## WHAT IS EXPECTED:
Copy each line containing the word "ACTIVE" from the records that follow, please.

## RECORDS FOR THIS EXERCISE:

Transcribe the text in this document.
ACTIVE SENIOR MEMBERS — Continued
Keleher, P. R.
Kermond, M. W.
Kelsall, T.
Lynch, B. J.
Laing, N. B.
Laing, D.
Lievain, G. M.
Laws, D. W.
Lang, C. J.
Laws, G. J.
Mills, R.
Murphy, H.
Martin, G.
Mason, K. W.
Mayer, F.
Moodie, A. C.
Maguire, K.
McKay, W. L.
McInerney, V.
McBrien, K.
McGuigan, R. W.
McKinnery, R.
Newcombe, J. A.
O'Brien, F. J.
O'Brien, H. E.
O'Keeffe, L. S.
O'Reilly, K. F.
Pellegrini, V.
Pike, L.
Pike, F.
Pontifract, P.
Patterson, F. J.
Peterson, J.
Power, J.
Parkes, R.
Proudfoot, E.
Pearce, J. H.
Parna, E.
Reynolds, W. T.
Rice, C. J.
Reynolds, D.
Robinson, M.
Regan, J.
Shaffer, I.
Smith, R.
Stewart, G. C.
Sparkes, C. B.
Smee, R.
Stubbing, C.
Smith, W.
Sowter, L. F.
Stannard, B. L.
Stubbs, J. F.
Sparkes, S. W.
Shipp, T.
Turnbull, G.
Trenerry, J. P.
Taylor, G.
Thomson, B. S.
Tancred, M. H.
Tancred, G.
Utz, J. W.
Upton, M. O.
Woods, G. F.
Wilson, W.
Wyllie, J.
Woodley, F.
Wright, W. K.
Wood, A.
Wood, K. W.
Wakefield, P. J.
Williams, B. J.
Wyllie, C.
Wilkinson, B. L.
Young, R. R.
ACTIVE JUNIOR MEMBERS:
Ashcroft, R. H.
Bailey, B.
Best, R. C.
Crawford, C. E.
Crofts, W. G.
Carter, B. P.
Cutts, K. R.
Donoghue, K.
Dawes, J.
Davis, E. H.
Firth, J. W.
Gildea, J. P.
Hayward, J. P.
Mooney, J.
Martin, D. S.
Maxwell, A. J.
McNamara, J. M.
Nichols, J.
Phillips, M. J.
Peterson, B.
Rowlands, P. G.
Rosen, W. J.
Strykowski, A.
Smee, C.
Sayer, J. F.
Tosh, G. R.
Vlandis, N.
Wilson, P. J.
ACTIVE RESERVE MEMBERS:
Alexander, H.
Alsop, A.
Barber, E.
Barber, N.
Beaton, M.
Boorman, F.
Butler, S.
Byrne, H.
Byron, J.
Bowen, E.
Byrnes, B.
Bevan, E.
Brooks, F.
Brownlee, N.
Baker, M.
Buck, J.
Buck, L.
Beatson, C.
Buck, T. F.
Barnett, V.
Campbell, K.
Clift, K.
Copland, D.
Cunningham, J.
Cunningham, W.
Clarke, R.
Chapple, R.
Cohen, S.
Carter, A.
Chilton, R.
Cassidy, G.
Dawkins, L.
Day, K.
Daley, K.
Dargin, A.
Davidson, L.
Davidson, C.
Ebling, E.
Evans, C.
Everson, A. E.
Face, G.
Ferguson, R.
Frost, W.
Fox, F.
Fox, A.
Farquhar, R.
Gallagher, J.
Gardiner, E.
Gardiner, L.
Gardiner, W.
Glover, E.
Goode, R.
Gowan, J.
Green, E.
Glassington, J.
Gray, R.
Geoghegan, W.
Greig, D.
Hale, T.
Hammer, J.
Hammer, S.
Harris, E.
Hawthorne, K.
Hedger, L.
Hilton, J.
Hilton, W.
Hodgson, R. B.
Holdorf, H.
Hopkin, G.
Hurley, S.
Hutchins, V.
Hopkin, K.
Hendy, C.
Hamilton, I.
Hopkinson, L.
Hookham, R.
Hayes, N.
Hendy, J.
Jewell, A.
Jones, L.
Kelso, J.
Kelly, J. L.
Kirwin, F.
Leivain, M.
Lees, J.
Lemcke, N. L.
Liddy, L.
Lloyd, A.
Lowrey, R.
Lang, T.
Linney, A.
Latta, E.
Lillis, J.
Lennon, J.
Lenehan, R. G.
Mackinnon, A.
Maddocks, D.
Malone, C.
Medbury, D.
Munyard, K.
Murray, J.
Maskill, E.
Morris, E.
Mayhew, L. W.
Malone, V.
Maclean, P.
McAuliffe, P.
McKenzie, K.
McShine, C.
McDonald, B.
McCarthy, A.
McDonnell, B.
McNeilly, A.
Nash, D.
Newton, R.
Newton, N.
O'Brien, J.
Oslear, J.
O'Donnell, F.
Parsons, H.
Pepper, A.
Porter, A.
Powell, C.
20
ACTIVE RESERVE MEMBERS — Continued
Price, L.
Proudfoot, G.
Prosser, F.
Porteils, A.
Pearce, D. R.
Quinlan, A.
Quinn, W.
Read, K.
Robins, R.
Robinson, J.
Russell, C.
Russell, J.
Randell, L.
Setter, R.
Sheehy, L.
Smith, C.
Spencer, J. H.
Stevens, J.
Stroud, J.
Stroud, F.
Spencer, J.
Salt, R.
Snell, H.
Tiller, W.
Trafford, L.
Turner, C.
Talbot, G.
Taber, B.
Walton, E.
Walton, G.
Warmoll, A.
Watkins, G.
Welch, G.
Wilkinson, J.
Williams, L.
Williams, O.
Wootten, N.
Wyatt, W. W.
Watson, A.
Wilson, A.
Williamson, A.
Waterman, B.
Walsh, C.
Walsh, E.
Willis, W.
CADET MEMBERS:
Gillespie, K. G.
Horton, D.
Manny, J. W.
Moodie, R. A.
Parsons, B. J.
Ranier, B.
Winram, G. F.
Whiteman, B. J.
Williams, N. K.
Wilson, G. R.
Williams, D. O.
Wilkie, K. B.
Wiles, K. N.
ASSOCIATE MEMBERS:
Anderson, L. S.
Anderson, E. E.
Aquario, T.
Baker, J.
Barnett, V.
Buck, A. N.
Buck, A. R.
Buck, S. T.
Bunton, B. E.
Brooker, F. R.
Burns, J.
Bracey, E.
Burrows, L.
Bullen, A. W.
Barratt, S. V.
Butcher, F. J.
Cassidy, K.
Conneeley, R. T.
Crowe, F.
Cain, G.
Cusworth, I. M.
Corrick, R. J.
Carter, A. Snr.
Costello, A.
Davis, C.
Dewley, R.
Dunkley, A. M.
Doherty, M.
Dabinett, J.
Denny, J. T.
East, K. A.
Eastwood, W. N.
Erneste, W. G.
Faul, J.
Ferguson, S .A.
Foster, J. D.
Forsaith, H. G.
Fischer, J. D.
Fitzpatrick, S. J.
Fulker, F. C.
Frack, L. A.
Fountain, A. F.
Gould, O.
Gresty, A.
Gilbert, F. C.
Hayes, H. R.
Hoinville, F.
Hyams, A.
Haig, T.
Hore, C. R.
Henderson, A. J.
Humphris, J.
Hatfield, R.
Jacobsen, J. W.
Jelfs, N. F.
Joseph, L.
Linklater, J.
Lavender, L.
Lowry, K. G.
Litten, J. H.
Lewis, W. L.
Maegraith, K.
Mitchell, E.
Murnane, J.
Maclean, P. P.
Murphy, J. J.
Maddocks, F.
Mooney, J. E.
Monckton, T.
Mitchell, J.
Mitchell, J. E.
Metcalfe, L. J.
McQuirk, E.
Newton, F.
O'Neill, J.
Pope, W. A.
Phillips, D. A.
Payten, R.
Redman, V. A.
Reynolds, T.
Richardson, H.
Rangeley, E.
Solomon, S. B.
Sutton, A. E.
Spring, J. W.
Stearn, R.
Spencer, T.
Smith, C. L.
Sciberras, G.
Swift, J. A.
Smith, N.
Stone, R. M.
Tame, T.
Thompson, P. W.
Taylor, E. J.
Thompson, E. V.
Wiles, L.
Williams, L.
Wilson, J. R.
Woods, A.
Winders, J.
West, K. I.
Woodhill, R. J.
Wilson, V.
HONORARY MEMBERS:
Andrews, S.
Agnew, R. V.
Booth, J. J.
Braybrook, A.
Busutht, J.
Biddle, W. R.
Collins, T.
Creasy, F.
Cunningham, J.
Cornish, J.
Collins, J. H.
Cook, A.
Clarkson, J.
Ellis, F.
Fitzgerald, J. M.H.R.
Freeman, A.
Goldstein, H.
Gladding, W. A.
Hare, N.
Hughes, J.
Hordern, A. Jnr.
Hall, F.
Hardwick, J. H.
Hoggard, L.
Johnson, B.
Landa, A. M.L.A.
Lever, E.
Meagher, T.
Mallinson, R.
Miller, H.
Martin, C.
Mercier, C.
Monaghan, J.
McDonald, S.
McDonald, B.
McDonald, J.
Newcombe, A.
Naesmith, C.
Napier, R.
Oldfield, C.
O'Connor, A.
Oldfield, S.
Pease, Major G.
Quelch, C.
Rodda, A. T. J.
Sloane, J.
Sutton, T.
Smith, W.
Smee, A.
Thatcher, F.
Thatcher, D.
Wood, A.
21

## SOLUTION:
ACTIVE SENIOR MEMBERS — Continued
ACTIVE JUNIOR MEMBERS:
ACTIVE RESERVE MEMBERS:
ACTIVE RESERVE MEMBERS — Continued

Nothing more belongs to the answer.